• [Your task]:
Repeat the listing in full. Nothing may be added or left out.

• [Record set]:
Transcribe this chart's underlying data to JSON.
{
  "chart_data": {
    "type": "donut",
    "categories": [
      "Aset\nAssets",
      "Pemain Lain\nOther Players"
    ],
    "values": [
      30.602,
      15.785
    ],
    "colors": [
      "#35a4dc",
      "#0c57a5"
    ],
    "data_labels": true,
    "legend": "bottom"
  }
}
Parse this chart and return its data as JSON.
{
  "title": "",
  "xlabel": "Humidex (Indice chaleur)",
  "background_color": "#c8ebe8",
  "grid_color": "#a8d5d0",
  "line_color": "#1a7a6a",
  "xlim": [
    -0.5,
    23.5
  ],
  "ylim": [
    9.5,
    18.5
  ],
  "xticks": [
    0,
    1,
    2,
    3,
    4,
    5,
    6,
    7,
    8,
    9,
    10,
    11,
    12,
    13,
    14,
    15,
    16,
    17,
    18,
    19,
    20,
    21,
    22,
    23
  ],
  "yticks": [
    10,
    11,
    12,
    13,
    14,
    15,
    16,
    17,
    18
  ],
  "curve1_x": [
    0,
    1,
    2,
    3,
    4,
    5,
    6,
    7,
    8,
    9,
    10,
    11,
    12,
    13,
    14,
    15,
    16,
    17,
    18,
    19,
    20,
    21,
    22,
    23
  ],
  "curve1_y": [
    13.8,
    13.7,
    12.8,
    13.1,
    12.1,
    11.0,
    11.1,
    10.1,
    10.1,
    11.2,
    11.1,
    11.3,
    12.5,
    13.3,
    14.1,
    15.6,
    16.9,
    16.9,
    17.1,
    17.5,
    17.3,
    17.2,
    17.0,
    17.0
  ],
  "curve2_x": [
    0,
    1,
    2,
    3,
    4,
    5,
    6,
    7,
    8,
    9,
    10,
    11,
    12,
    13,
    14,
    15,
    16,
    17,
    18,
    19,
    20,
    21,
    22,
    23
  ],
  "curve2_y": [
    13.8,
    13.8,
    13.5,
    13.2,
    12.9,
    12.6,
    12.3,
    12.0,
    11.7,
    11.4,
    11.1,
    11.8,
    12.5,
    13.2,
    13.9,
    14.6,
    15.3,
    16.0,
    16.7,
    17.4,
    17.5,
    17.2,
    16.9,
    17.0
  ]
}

• [Correct answer]:
Transcribe this chart's underlying data to JSON.
{
  "chart_data": {
    "type": "donut",
    "categories": [
      "Aset\nAssets",
      "Pemain Lain\nOther Players"
    ],
    "values": [
      30.602,
      15.785
    ],
    "colors": [
      "#35a4dc",
      "#0c57a5"
    ],
    "data_labels": true,
    "legend": "bottom"
  }
}
Parse this chart and return its data as JSON.
{
  "title": "",
  "xlabel": "Humidex (Indice chaleur)",
  "background_color": "#c8ebe8",
  "grid_color": "#a8d5d0",
  "line_color": "#1a7a6a",
  "xlim": [
    -0.5,
    23.5
  ],
  "ylim": [
    9.5,
    18.5
  ],
  "xticks": [
    0,
    1,
    2,
    3,
    4,
    5,
    6,
    7,
    8,
    9,
    10,
    11,
    12,
    13,
    14,
    15,
    16,
    17,
    18,
    19,
    20,
    21,
    22,
    23
  ],
  "yticks": [
    10,
    11,
    12,
    13,
    14,
    15,
    16,
    17,
    18
  ],
  "curve1_x": [
    0,
    1,
    2,
    3,
    4,
    5,
    6,
    7,
    8,
    9,
    10,
    11,
    12,
    13,
    14,
    15,
    16,
    17,
    18,
    19,
    20,
    21,
    22,
    23
  ],
  "curve1_y": [
    13.8,
    13.7,
    12.8,
    13.1,
    12.1,
    11.0,
    11.1,
    10.1,
    10.1,
    11.2,
    11.1,
    11.3,
    12.5,
    13.3,
    14.1,
    15.6,
    16.9,
    16.9,
    17.1,
    17.5,
    17.3,
    17.2,
    17.0,
    17.0
  ],
  "curve2_x": [
    0,
    1,
    2,
    3,
    4,
    5,
    6,
    7,
    8,
    9,
    10,
    11,
    12,
    13,
    14,
    15,
    16,
    17,
    18,
    19,
    20,
    21,
    22,
    23
  ],
  "curve2_y": [
    13.8,
    13.8,
    13.5,
    13.2,
    12.9,
    12.6,
    12.3,
    12.0,
    11.7,
    11.4,
    11.1,
    11.8,
    12.5,
    13.2,
    13.9,
    14.6,
    15.3,
    16.0,
    16.7,
    17.4,
    17.5,
    17.2,
    16.9,
    17.0
  ]
}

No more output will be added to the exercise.